— start The data —
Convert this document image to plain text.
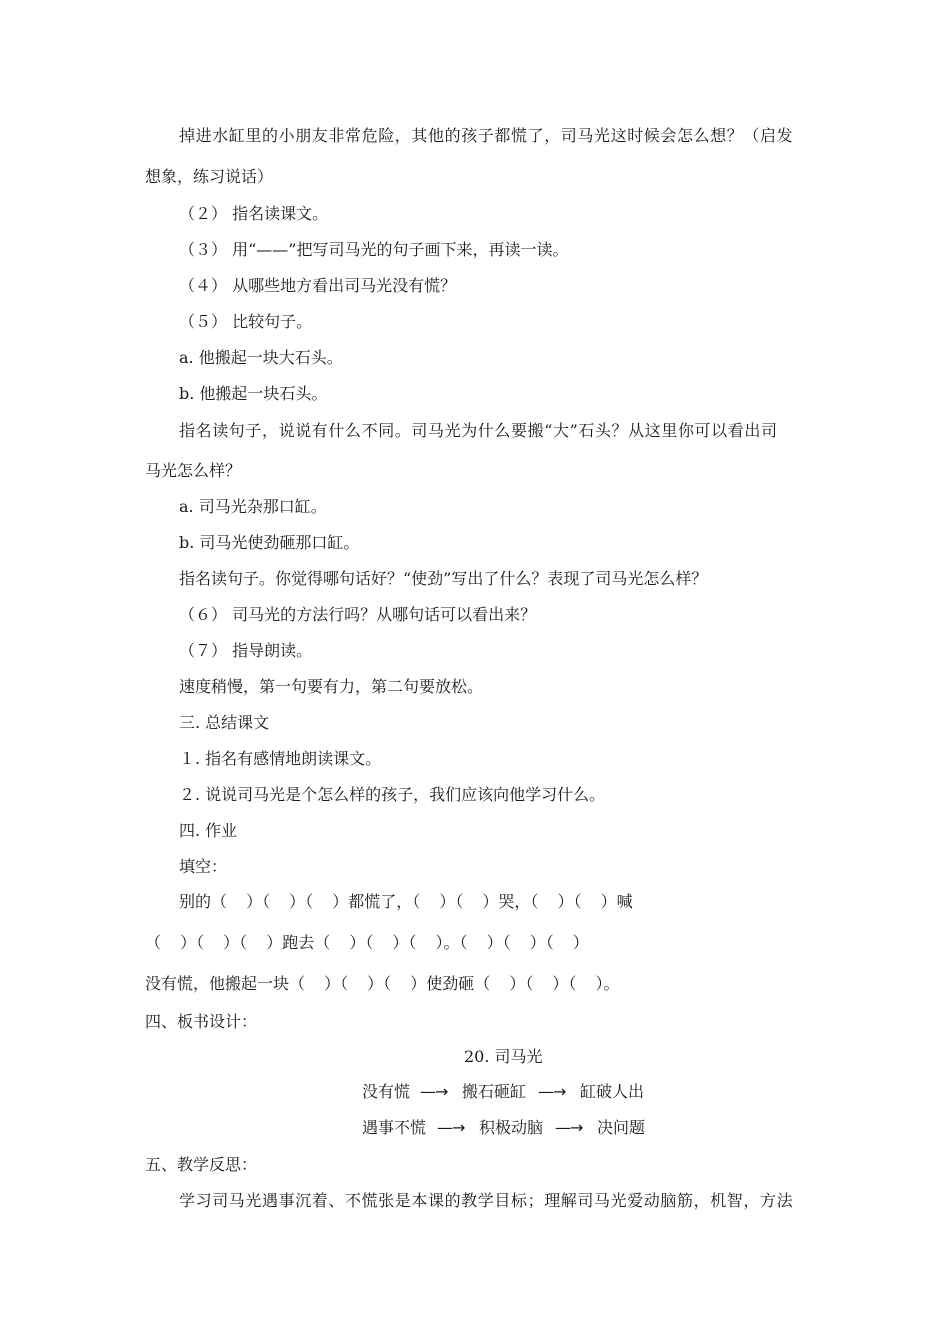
掉进水缸里的小朋友非常危险，其他的孩子都慌了，司马光这时候会怎么想？（启发
想象，练习说话）
（２） 指名读课文。
（３） 用“——”把写司马光的句子画下来，再读一读。
（４） 从哪些地方看出司马光没有慌？
（５） 比较句子。
a. 他搬起一块大石头。
b. 他搬起一块石头。
指名读句子，说说有什么不同。司马光为什么要搬“大”石头？从这里你可以看出司
马光怎么样？
a. 司马光杂那口缸。
b. 司马光使劲砸那口缸。
指名读句子。你觉得哪句话好？“使劲”写出了什么？表现了司马光怎么样？
（６） 司马光的方法行吗？从哪句话可以看出来？
（７） 指导朗读。
速度稍慢，第一句要有力，第二句要放松。
三. 总结课文
１. 指名有感情地朗读课文。
２. 说说司马光是个怎么样的孩子，我们应该向他学习什么。
四. 作业
填空：
别的（ ）（ ）（ ）都慌了，（ ）（ ）哭，（ ）（ ）喊
（ ）（ ）（ ）跑去（ ）（ ）（ ）。（ ）（ ）（ ）
没有慌，他搬起一块（ ）（ ）（ ）使劲砸（ ）（ ）（ ）。
四、板书设计：
20. 司马光
没有慌 —→ 搬石砸缸 —→ 缸破人出
遇事不慌 —→ 积极动脑 —→ 决问题
五、教学反思：
学习司马光遇事沉着、不慌张是本课的教学目标；理解司马光爱动脑筋，机智，方法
— end The data —
Take the listing above and print it exactly, apart from the pictures.

Convert this document image to plain text.
掉进水缸里的小朋友非常危险，其他的孩子都慌了，司马光这时候会怎么想？（启发
想象，练习说话）
（２） 指名读课文。
（３） 用“——”把写司马光的句子画下来，再读一读。
（４） 从哪些地方看出司马光没有慌？
（５） 比较句子。
a. 他搬起一块大石头。
b. 他搬起一块石头。
指名读句子，说说有什么不同。司马光为什么要搬“大”石头？从这里你可以看出司
马光怎么样？
a. 司马光杂那口缸。
b. 司马光使劲砸那口缸。
指名读句子。你觉得哪句话好？“使劲”写出了什么？表现了司马光怎么样？
（６） 司马光的方法行吗？从哪句话可以看出来？
（７） 指导朗读。
速度稍慢，第一句要有力，第二句要放松。
三. 总结课文
１. 指名有感情地朗读课文。
２. 说说司马光是个怎么样的孩子，我们应该向他学习什么。
四. 作业
填空：
别的（ ）（ ）（ ）都慌了，（ ）（ ）哭，（ ）（ ）喊
（ ）（ ）（ ）跑去（ ）（ ）（ ）。（ ）（ ）（ ）
没有慌，他搬起一块（ ）（ ）（ ）使劲砸（ ）（ ）（ ）。
四、板书设计：
20. 司马光
没有慌 —→ 搬石砸缸 —→ 缸破人出
遇事不慌 —→ 积极动脑 —→ 决问题
五、教学反思：
学习司马光遇事沉着、不慌张是本课的教学目标；理解司马光爱动脑筋，机智，方法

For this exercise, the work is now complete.